Exercise = Find each line with the word "Users" and say how many there are, nothing else.

* START Supplied records *

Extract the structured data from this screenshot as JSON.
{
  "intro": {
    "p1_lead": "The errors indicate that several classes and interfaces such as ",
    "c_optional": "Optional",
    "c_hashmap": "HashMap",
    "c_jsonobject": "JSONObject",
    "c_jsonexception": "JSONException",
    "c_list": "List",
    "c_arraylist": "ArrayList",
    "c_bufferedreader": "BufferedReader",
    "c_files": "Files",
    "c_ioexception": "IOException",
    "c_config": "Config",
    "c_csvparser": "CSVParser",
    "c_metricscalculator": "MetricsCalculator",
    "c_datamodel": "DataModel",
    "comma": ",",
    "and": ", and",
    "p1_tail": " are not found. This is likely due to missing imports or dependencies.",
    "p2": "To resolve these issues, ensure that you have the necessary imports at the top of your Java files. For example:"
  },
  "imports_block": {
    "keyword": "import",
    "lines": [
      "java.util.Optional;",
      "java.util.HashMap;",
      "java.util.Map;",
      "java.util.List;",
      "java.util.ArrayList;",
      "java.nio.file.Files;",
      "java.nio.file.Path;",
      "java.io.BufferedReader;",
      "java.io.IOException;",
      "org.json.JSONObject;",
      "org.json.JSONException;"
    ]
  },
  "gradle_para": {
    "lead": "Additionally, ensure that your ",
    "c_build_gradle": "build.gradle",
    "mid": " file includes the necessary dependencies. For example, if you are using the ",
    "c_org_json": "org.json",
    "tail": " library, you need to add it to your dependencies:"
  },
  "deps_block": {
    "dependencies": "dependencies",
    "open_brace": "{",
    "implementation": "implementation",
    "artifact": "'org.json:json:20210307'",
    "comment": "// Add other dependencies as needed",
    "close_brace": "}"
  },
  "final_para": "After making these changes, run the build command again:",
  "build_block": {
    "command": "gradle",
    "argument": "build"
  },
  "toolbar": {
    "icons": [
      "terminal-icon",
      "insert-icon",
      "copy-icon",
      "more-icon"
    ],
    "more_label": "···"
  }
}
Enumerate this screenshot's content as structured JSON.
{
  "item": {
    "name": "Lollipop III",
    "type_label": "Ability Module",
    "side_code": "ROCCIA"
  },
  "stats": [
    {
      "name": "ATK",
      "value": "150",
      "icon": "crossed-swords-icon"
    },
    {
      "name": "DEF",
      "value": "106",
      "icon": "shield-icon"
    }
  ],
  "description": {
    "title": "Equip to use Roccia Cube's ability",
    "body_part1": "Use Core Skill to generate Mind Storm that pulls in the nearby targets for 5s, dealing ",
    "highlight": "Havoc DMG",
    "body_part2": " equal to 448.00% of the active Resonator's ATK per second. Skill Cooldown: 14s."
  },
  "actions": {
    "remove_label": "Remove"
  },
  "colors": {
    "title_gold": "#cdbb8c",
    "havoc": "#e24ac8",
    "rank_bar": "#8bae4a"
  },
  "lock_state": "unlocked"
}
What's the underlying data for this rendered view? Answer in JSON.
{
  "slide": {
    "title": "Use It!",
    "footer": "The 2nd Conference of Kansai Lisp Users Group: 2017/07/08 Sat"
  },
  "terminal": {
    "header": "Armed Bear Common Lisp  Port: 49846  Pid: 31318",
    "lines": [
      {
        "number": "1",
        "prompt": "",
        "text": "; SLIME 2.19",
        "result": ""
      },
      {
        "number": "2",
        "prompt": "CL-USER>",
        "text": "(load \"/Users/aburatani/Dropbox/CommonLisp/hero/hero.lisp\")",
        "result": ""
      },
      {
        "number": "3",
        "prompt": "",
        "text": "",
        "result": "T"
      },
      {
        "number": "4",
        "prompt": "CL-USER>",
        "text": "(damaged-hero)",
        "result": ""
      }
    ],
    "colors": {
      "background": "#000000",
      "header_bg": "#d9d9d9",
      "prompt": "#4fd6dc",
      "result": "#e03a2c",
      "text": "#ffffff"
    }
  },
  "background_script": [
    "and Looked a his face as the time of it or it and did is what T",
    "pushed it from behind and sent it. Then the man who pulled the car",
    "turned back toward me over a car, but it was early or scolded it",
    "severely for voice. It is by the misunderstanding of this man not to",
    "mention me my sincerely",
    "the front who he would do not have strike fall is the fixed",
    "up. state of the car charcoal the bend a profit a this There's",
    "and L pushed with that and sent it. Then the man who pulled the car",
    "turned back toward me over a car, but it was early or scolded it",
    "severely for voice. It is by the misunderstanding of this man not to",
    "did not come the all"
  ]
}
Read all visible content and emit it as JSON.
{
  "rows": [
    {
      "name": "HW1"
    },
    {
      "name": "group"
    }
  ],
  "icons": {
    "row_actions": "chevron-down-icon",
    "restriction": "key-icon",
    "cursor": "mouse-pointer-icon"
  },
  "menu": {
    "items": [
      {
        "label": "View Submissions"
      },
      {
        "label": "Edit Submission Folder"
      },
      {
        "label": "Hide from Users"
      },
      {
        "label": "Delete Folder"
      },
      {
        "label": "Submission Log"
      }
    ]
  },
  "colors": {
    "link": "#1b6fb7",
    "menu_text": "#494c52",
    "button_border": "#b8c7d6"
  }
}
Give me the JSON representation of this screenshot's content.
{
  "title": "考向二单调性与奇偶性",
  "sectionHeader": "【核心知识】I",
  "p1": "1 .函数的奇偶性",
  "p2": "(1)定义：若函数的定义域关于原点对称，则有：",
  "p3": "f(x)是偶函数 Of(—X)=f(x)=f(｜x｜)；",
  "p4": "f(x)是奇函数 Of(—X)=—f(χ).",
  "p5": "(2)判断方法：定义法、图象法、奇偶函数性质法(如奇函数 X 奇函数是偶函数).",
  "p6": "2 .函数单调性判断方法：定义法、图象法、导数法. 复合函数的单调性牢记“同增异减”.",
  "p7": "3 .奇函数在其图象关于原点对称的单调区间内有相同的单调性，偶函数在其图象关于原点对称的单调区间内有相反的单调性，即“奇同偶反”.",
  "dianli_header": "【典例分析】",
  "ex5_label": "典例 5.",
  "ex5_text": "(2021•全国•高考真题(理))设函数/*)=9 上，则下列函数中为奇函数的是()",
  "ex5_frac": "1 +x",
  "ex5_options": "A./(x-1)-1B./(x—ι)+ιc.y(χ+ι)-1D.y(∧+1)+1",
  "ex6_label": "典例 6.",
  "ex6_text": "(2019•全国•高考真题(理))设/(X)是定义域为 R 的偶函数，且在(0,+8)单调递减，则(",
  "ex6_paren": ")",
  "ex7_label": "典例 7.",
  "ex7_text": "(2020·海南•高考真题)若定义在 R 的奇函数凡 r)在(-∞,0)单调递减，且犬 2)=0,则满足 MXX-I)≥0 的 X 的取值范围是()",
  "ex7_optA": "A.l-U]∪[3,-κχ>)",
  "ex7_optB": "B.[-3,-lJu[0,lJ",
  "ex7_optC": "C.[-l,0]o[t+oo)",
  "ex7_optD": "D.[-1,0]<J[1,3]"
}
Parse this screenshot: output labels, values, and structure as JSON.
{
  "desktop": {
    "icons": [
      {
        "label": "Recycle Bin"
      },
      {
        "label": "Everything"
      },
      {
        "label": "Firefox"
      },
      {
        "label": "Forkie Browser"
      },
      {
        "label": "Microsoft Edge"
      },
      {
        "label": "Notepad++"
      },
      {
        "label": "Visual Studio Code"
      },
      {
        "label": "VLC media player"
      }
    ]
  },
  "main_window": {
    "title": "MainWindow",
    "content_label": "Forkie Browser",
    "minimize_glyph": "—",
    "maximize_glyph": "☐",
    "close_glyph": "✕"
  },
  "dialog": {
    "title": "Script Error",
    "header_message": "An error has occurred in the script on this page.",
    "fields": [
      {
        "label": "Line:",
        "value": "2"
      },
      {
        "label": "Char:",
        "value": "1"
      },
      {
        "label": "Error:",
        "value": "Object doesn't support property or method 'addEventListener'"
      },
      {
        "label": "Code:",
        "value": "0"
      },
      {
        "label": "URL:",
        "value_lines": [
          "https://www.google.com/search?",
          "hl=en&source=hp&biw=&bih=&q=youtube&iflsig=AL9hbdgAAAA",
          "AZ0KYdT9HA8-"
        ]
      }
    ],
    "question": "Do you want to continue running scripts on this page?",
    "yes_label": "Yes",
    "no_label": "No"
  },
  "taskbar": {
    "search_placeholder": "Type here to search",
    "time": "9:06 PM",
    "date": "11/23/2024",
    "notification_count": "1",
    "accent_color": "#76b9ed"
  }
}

* END Supplied records *

Finished answer = 3